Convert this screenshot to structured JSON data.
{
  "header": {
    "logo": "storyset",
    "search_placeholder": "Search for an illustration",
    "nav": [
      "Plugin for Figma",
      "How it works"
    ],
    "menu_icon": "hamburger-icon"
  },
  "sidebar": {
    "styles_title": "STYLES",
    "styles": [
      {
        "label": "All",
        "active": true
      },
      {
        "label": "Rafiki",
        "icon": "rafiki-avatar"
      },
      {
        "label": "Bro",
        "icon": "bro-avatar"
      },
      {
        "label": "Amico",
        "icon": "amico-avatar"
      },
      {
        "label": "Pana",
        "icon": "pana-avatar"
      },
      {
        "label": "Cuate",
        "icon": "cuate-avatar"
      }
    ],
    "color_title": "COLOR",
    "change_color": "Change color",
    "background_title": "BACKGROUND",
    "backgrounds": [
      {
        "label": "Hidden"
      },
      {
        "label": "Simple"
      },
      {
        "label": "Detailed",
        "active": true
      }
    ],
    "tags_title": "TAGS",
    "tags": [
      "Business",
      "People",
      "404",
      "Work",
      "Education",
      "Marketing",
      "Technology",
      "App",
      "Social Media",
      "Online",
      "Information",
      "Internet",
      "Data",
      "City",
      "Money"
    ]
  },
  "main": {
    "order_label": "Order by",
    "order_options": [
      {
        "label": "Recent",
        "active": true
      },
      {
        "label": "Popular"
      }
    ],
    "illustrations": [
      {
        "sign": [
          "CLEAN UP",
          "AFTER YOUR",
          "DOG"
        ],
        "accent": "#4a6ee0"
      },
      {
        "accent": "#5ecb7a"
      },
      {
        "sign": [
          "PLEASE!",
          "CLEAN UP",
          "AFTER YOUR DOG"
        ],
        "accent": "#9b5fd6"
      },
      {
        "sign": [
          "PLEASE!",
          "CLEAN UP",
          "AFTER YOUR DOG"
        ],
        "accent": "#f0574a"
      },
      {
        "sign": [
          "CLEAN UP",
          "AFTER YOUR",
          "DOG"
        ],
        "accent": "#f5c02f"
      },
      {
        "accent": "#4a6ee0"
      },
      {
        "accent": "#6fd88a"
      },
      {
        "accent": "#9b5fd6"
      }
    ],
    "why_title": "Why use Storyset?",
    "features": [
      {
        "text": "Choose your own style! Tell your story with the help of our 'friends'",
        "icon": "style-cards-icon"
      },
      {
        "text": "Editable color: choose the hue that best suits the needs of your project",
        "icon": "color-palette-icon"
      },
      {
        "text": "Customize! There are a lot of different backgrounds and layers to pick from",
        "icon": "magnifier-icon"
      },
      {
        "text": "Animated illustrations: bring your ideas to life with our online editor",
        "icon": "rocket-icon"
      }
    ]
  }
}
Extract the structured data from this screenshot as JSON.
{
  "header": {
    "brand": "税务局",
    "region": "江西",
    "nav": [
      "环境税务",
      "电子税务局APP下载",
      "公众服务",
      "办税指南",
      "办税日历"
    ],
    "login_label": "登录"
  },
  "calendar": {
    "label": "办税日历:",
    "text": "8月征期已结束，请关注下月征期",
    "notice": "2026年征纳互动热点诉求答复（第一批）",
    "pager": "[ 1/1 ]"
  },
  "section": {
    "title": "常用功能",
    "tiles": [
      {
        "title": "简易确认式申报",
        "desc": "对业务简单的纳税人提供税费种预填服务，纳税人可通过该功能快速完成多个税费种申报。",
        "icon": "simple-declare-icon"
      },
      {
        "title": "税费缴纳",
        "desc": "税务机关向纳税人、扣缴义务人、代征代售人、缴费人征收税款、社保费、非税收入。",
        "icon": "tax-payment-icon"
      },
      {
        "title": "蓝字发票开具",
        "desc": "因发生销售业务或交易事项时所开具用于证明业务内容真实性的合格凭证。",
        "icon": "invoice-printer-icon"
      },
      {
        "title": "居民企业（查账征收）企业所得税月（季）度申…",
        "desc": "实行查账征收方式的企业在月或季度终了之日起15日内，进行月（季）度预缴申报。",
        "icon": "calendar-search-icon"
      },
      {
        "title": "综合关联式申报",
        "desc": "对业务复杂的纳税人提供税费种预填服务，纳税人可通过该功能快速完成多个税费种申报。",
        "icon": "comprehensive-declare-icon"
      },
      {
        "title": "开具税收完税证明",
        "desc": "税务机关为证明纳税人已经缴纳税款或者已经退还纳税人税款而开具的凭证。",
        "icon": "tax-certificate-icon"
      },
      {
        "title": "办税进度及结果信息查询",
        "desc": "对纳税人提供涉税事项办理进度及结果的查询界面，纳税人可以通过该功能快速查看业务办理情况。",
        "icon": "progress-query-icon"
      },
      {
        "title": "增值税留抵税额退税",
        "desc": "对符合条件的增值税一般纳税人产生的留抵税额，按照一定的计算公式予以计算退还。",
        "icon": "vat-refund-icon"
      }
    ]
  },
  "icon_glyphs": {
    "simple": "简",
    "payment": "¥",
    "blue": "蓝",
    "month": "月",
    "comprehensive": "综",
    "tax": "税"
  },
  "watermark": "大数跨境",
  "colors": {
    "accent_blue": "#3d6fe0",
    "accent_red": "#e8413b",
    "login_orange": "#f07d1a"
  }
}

....

**Your task:**
Each line of the material must be restated exactly.

**Result:**
Convert this screenshot to structured JSON data.
{
  "header": {
    "logo": "storyset",
    "search_placeholder": "Search for an illustration",
    "nav": [
      "Plugin for Figma",
      "How it works"
    ],
    "menu_icon": "hamburger-icon"
  },
  "sidebar": {
    "styles_title": "STYLES",
    "styles": [
      {
        "label": "All",
        "active": true
      },
      {
        "label": "Rafiki",
        "icon": "rafiki-avatar"
      },
      {
        "label": "Bro",
        "icon": "bro-avatar"
      },
      {
        "label": "Amico",
        "icon": "amico-avatar"
      },
      {
        "label": "Pana",
        "icon": "pana-avatar"
      },
      {
        "label": "Cuate",
        "icon": "cuate-avatar"
      }
    ],
    "color_title": "COLOR",
    "change_color": "Change color",
    "background_title": "BACKGROUND",
    "backgrounds": [
      {
        "label": "Hidden"
      },
      {
        "label": "Simple"
      },
      {
        "label": "Detailed",
        "active": true
      }
    ],
    "tags_title": "TAGS",
    "tags": [
      "Business",
      "People",
      "404",
      "Work",
      "Education",
      "Marketing",
      "Technology",
      "App",
      "Social Media",
      "Online",
      "Information",
      "Internet",
      "Data",
      "City",
      "Money"
    ]
  },
  "main": {
    "order_label": "Order by",
    "order_options": [
      {
        "label": "Recent",
        "active": true
      },
      {
        "label": "Popular"
      }
    ],
    "illustrations": [
      {
        "sign": [
          "CLEAN UP",
          "AFTER YOUR",
          "DOG"
        ],
        "accent": "#4a6ee0"
      },
      {
        "accent": "#5ecb7a"
      },
      {
        "sign": [
          "PLEASE!",
          "CLEAN UP",
          "AFTER YOUR DOG"
        ],
        "accent": "#9b5fd6"
      },
      {
        "sign": [
          "PLEASE!",
          "CLEAN UP",
          "AFTER YOUR DOG"
        ],
        "accent": "#f0574a"
      },
      {
        "sign": [
          "CLEAN UP",
          "AFTER YOUR",
          "DOG"
        ],
        "accent": "#f5c02f"
      },
      {
        "accent": "#4a6ee0"
      },
      {
        "accent": "#6fd88a"
      },
      {
        "accent": "#9b5fd6"
      }
    ],
    "why_title": "Why use Storyset?",
    "features": [
      {
        "text": "Choose your own style! Tell your story with the help of our 'friends'",
        "icon": "style-cards-icon"
      },
      {
        "text": "Editable color: choose the hue that best suits the needs of your project",
        "icon": "color-palette-icon"
      },
      {
        "text": "Customize! There are a lot of different backgrounds and layers to pick from",
        "icon": "magnifier-icon"
      },
      {
        "text": "Animated illustrations: bring your ideas to life with our online editor",
        "icon": "rocket-icon"
      }
    ]
  }
}
Extract the structured data from this screenshot as JSON.
{
  "header": {
    "brand": "税务局",
    "region": "江西",
    "nav": [
      "环境税务",
      "电子税务局APP下载",
      "公众服务",
      "办税指南",
      "办税日历"
    ],
    "login_label": "登录"
  },
  "calendar": {
    "label": "办税日历:",
    "text": "8月征期已结束，请关注下月征期",
    "notice": "2026年征纳互动热点诉求答复（第一批）",
    "pager": "[ 1/1 ]"
  },
  "section": {
    "title": "常用功能",
    "tiles": [
      {
        "title": "简易确认式申报",
        "desc": "对业务简单的纳税人提供税费种预填服务，纳税人可通过该功能快速完成多个税费种申报。",
        "icon": "simple-declare-icon"
      },
      {
        "title": "税费缴纳",
        "desc": "税务机关向纳税人、扣缴义务人、代征代售人、缴费人征收税款、社保费、非税收入。",
        "icon": "tax-payment-icon"
      },
      {
        "title": "蓝字发票开具",
        "desc": "因发生销售业务或交易事项时所开具用于证明业务内容真实性的合格凭证。",
        "icon": "invoice-printer-icon"
      },
      {
        "title": "居民企业（查账征收）企业所得税月（季）度申…",
        "desc": "实行查账征收方式的企业在月或季度终了之日起15日内，进行月（季）度预缴申报。",
        "icon": "calendar-search-icon"
      },
      {
        "title": "综合关联式申报",
        "desc": "对业务复杂的纳税人提供税费种预填服务，纳税人可通过该功能快速完成多个税费种申报。",
        "icon": "comprehensive-declare-icon"
      },
      {
        "title": "开具税收完税证明",
        "desc": "税务机关为证明纳税人已经缴纳税款或者已经退还纳税人税款而开具的凭证。",
        "icon": "tax-certificate-icon"
      },
      {
        "title": "办税进度及结果信息查询",
        "desc": "对纳税人提供涉税事项办理进度及结果的查询界面，纳税人可以通过该功能快速查看业务办理情况。",
        "icon": "progress-query-icon"
      },
      {
        "title": "增值税留抵税额退税",
        "desc": "对符合条件的增值税一般纳税人产生的留抵税额，按照一定的计算公式予以计算退还。",
        "icon": "vat-refund-icon"
      }
    ]
  },
  "icon_glyphs": {
    "simple": "简",
    "payment": "¥",
    "blue": "蓝",
    "month": "月",
    "comprehensive": "综",
    "tax": "税"
  },
  "watermark": "大数跨境",
  "colors": {
    "accent_blue": "#3d6fe0",
    "accent_red": "#e8413b",
    "login_orange": "#f07d1a"
  }
}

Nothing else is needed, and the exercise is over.